■ Task description
Find every line in the records below that holds the word "school" and copy it.
◇ ◇ ◇ ◇ ◇
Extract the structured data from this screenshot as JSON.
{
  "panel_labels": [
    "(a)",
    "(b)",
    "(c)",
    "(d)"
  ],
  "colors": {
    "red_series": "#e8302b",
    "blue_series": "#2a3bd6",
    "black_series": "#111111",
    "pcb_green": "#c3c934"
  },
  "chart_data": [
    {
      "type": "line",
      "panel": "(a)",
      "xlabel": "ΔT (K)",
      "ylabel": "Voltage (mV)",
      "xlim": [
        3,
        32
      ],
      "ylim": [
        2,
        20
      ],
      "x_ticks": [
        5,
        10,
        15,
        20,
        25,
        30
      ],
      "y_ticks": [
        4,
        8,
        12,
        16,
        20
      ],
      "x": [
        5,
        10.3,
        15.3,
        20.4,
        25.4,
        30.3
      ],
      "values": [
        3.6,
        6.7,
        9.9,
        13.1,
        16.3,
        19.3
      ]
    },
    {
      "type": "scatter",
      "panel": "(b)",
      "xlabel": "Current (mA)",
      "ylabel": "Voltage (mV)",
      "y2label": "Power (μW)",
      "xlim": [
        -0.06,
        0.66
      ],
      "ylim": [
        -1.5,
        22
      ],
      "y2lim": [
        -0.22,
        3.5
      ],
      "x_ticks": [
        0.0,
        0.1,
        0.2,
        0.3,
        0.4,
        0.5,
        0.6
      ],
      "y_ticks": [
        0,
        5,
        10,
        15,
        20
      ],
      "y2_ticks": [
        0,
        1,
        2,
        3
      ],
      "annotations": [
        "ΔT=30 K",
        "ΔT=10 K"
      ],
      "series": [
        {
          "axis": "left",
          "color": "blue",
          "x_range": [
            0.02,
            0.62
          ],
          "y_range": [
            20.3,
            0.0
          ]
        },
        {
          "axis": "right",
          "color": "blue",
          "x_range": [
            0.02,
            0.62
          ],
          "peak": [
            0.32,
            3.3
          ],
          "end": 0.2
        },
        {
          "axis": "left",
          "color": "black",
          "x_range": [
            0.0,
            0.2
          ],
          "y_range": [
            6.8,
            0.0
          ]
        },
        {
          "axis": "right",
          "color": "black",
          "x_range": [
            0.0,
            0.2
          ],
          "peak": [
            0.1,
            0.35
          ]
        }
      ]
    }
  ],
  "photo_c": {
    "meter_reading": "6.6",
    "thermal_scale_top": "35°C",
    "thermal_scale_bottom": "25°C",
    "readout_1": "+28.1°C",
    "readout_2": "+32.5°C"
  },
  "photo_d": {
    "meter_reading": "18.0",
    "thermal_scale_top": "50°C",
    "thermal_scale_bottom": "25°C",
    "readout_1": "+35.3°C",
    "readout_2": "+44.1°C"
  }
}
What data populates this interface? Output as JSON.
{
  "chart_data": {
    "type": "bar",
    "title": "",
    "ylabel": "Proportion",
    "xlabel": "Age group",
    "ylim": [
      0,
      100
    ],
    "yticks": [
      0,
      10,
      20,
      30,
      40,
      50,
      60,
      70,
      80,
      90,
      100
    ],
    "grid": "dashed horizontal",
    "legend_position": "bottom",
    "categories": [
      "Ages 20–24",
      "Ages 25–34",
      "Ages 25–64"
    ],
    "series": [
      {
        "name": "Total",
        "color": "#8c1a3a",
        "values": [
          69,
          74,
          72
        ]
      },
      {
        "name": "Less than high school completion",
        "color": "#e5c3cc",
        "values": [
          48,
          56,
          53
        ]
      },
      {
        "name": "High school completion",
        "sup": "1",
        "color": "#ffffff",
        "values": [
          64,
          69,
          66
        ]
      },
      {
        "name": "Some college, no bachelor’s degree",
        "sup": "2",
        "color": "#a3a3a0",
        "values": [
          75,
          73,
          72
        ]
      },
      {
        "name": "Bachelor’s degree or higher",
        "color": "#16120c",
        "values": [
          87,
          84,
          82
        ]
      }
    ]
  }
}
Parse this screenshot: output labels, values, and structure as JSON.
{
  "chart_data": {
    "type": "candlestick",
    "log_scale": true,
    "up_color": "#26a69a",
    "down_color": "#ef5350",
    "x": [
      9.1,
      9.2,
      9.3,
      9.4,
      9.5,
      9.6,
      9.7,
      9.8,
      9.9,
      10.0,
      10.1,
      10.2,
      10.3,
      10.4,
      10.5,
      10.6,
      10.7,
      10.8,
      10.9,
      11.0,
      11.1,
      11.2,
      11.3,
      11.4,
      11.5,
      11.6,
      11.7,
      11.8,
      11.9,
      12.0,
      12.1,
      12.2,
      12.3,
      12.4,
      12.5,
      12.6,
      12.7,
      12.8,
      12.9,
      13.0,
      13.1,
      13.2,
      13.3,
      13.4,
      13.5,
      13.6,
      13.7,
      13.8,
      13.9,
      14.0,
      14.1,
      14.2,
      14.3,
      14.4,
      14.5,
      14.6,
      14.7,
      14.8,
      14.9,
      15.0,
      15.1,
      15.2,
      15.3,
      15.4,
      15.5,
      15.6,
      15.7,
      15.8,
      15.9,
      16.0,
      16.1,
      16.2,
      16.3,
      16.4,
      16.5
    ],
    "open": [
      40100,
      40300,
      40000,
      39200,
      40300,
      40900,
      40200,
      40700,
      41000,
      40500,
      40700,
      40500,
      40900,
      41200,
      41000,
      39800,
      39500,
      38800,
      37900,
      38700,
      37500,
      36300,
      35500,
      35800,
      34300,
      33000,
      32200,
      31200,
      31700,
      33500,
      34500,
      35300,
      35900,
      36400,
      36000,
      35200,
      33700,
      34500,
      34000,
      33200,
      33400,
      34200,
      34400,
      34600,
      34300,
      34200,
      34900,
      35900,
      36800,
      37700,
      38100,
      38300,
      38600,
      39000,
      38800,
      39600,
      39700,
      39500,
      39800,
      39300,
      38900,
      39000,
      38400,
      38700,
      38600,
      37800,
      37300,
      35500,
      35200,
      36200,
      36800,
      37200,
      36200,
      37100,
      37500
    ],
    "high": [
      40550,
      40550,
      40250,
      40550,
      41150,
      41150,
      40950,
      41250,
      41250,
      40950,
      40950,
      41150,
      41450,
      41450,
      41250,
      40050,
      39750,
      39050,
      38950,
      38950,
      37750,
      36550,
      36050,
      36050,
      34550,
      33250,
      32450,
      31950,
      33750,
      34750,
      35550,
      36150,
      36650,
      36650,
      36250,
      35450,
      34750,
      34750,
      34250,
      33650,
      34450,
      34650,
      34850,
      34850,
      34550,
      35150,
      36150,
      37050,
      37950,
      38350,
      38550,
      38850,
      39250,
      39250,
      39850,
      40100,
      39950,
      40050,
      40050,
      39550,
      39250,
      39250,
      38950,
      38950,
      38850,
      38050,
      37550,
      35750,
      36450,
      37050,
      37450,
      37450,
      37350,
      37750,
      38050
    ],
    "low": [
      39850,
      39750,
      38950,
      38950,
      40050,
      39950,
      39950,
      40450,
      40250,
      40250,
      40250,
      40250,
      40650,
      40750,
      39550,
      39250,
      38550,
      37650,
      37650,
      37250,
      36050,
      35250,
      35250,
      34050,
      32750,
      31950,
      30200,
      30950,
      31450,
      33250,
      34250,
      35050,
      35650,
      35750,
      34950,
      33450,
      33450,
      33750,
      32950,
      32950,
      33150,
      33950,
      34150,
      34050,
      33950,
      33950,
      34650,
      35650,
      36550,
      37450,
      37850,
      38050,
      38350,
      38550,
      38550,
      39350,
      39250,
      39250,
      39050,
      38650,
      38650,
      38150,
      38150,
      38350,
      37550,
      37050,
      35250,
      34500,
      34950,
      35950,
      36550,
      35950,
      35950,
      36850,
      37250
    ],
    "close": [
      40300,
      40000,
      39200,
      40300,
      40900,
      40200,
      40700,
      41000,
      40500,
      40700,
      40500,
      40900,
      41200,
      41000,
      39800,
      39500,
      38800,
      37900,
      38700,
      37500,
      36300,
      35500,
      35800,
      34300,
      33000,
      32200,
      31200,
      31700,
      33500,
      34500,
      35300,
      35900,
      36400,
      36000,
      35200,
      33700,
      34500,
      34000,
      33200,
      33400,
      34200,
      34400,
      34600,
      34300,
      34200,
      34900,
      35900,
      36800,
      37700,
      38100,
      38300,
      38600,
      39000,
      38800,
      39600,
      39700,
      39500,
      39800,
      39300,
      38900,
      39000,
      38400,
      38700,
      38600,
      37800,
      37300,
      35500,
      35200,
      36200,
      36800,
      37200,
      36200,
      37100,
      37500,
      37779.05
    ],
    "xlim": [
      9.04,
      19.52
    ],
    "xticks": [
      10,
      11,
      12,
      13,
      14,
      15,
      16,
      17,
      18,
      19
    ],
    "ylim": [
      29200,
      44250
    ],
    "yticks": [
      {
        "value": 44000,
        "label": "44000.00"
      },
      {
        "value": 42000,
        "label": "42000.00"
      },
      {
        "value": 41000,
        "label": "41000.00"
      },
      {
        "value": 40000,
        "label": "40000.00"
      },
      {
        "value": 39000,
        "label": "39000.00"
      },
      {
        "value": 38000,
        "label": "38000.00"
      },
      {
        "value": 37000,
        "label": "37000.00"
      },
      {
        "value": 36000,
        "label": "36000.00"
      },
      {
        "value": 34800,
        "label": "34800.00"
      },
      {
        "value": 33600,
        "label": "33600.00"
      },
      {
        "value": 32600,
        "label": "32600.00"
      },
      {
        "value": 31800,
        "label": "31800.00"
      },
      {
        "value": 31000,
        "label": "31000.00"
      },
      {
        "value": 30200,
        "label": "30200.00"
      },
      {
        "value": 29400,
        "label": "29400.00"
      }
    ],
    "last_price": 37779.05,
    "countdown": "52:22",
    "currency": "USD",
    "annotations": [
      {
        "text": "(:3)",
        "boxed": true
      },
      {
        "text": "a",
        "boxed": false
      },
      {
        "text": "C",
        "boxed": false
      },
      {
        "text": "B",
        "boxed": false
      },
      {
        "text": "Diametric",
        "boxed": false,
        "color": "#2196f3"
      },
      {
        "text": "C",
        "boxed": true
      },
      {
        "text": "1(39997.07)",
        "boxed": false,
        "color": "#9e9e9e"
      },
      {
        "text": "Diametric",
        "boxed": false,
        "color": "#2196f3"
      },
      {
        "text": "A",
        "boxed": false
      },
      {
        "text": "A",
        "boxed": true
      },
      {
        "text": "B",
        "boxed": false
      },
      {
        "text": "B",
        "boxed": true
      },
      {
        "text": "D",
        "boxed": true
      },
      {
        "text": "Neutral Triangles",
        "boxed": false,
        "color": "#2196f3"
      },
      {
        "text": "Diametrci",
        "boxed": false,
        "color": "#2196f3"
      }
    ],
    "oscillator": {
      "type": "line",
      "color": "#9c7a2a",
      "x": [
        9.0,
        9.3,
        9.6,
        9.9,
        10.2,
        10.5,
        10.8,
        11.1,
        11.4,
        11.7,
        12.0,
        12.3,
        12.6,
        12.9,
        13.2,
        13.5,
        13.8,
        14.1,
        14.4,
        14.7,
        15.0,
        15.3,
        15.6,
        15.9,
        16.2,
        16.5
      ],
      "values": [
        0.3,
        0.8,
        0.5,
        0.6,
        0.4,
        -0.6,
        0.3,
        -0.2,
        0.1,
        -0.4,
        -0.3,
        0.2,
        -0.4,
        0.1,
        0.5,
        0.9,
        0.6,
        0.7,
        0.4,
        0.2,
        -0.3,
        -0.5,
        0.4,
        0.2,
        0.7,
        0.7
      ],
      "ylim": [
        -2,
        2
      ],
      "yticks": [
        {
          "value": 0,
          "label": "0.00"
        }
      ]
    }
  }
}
◇ ◇ ◇ ◇ ◇
■ Written answer
        "name": "Less than high school completion",
        "name": "High school completion",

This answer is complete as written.